Instructions for the task: Copy the data below verbatim, starting with the line containing "Localize each UI" and continuing through the line containing "system-properties-title: System Properties".
------------------------------------------------------------------------
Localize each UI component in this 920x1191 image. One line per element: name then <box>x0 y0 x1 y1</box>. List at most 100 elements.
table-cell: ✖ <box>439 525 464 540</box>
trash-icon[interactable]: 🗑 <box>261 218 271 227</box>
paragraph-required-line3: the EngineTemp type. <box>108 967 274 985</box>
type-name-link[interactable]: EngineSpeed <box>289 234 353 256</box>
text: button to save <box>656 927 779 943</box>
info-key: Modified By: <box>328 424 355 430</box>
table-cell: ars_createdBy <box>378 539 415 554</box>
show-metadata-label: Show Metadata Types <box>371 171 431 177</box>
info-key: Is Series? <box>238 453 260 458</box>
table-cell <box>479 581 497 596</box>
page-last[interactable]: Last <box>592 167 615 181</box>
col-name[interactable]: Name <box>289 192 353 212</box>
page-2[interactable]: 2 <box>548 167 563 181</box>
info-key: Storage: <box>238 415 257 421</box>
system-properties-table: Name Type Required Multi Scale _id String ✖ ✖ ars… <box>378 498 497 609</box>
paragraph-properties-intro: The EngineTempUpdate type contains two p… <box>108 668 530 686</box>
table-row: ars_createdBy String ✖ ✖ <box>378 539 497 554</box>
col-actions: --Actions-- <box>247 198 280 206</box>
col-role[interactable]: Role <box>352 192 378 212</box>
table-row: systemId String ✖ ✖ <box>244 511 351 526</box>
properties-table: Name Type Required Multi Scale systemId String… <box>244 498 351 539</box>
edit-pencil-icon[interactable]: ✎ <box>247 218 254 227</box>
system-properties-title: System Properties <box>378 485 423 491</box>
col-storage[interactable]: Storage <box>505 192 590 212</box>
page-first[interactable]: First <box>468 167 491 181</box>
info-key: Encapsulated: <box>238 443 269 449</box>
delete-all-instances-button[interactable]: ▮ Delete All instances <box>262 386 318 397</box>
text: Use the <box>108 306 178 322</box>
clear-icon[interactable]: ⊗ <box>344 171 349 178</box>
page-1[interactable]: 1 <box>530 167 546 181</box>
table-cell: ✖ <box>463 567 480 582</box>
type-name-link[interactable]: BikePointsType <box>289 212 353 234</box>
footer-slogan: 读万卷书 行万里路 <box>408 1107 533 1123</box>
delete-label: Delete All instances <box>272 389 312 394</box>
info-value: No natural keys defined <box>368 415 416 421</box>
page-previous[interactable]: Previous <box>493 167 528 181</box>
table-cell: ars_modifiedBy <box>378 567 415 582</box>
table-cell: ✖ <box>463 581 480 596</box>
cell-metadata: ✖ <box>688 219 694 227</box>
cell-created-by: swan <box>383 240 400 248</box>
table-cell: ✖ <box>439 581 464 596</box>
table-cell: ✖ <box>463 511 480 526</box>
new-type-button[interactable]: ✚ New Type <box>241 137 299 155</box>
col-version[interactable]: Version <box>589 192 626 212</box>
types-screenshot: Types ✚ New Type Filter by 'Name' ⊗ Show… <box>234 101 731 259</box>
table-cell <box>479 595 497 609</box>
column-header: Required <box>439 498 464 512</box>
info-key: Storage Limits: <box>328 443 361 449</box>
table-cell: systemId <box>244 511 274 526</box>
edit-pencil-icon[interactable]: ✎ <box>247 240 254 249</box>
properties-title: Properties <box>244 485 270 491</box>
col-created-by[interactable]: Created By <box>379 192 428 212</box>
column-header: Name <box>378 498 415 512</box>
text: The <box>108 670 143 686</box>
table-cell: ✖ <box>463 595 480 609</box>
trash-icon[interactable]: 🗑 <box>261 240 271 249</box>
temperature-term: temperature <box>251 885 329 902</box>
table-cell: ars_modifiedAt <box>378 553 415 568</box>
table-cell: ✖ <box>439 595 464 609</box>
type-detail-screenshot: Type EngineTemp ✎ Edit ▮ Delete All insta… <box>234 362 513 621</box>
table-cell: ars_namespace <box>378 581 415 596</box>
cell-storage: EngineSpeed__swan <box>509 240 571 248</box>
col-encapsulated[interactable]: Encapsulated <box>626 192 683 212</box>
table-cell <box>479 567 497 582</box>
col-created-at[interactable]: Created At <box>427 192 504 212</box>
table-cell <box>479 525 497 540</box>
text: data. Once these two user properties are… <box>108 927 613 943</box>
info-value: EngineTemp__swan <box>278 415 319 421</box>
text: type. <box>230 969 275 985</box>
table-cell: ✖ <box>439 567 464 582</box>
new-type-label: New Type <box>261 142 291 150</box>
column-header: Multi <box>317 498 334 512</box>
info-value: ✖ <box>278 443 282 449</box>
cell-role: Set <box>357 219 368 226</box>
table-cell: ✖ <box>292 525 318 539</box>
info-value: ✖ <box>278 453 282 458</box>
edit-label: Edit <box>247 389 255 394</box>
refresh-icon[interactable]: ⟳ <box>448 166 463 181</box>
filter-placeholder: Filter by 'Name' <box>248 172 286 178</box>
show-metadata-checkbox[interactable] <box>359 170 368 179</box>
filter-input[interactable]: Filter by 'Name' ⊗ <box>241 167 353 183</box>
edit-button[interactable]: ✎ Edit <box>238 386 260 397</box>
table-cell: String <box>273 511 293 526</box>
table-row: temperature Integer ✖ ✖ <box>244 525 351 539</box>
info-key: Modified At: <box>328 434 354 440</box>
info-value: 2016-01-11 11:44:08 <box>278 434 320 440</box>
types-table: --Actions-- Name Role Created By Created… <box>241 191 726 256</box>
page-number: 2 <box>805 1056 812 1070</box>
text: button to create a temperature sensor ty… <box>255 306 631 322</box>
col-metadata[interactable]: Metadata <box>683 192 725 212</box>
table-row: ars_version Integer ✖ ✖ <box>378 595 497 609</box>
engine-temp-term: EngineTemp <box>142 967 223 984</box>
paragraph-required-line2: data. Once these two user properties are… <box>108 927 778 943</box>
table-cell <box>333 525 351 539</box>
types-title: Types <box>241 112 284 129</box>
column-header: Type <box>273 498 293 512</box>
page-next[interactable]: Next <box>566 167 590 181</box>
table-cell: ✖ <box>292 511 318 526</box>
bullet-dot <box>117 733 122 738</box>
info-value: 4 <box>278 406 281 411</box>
------------------------------------------------------------------------
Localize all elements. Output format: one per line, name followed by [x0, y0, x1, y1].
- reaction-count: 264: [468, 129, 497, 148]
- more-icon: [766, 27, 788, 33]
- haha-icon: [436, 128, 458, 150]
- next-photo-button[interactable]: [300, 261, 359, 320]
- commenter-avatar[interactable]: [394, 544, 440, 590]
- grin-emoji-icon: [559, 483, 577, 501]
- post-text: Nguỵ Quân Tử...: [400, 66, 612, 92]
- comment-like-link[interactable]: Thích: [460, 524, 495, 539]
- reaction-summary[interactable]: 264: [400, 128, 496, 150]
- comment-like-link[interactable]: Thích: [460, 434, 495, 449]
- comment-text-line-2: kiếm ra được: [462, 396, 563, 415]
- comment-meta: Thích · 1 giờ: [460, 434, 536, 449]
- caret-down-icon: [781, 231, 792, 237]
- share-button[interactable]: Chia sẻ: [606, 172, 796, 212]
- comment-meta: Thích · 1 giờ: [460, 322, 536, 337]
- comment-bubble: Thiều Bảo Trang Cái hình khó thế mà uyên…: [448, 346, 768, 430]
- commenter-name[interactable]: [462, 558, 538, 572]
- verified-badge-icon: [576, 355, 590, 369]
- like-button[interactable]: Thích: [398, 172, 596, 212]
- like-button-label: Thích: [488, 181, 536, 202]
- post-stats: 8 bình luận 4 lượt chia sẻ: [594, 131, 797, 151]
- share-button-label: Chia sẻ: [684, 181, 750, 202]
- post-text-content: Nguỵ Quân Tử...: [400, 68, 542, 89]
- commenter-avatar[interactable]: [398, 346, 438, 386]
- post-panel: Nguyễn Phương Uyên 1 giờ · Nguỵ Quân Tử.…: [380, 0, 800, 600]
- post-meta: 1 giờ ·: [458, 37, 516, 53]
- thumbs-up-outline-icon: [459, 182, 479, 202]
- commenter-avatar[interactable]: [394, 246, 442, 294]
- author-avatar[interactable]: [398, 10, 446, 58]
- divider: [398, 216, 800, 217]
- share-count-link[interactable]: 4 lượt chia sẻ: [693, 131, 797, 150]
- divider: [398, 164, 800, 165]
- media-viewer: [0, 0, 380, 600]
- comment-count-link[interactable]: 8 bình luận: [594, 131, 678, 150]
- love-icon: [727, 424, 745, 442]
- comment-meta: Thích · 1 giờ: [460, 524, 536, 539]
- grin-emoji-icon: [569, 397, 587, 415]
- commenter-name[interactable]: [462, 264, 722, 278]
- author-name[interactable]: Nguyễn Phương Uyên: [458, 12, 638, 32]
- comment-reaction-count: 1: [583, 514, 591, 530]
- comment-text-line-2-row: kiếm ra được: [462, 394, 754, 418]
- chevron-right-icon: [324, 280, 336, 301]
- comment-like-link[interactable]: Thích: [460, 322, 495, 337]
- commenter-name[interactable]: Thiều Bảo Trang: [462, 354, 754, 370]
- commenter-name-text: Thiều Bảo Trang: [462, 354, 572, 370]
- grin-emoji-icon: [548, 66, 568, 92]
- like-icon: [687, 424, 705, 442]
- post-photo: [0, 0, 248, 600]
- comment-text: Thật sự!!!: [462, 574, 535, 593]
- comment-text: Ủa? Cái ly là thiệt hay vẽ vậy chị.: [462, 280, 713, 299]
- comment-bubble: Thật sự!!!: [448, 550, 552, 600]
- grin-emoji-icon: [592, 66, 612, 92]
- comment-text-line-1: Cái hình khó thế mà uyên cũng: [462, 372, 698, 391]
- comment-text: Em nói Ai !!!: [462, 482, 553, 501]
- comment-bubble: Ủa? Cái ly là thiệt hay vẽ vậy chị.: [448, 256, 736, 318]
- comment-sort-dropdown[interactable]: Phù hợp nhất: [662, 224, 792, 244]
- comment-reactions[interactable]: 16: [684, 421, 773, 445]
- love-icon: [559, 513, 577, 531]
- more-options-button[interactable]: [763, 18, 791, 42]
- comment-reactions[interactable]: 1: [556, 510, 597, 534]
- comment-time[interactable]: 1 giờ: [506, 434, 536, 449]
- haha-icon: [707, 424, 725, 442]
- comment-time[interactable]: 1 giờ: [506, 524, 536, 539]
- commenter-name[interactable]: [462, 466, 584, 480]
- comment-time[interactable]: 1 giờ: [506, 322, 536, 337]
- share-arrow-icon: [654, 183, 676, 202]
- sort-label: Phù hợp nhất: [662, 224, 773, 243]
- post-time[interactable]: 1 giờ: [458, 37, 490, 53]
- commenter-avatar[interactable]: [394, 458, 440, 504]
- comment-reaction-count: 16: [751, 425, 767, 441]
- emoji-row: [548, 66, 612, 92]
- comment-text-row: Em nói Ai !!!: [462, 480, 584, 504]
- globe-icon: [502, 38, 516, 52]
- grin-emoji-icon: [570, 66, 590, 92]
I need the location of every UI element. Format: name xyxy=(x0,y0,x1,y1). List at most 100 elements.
------------------------------------------------------------------------
Task result:
Localize each UI component in this 920x1191 image. One line per element: name then <box>x0 y0 x1 y1</box>. List at most 100 elements.
table-cell: ✖ <box>439 525 464 540</box>
trash-icon[interactable]: 🗑 <box>261 218 271 227</box>
paragraph-required-line3: the EngineTemp type. <box>108 967 274 985</box>
type-name-link[interactable]: EngineSpeed <box>289 234 353 256</box>
text: button to save <box>656 927 779 943</box>
info-key: Modified By: <box>328 424 355 430</box>
table-cell: ars_createdBy <box>378 539 415 554</box>
show-metadata-label: Show Metadata Types <box>371 171 431 177</box>
info-key: Is Series? <box>238 453 260 458</box>
table-cell <box>479 581 497 596</box>
page-last[interactable]: Last <box>592 167 615 181</box>
col-name[interactable]: Name <box>289 192 353 212</box>
page-2[interactable]: 2 <box>548 167 563 181</box>
info-key: Storage: <box>238 415 257 421</box>
system-properties-table: Name Type Required Multi Scale _id String ✖ ✖ ars… <box>378 498 497 609</box>
paragraph-properties-intro: The EngineTempUpdate type contains two p… <box>108 668 530 686</box>
table-row: ars_createdBy String ✖ ✖ <box>378 539 497 554</box>
col-actions: --Actions-- <box>247 198 280 206</box>
col-role[interactable]: Role <box>352 192 378 212</box>
table-row: systemId String ✖ ✖ <box>244 511 351 526</box>
properties-table: Name Type Required Multi Scale systemId String… <box>244 498 351 539</box>
edit-pencil-icon[interactable]: ✎ <box>247 218 254 227</box>
system-properties-title: System Properties <box>378 485 423 491</box>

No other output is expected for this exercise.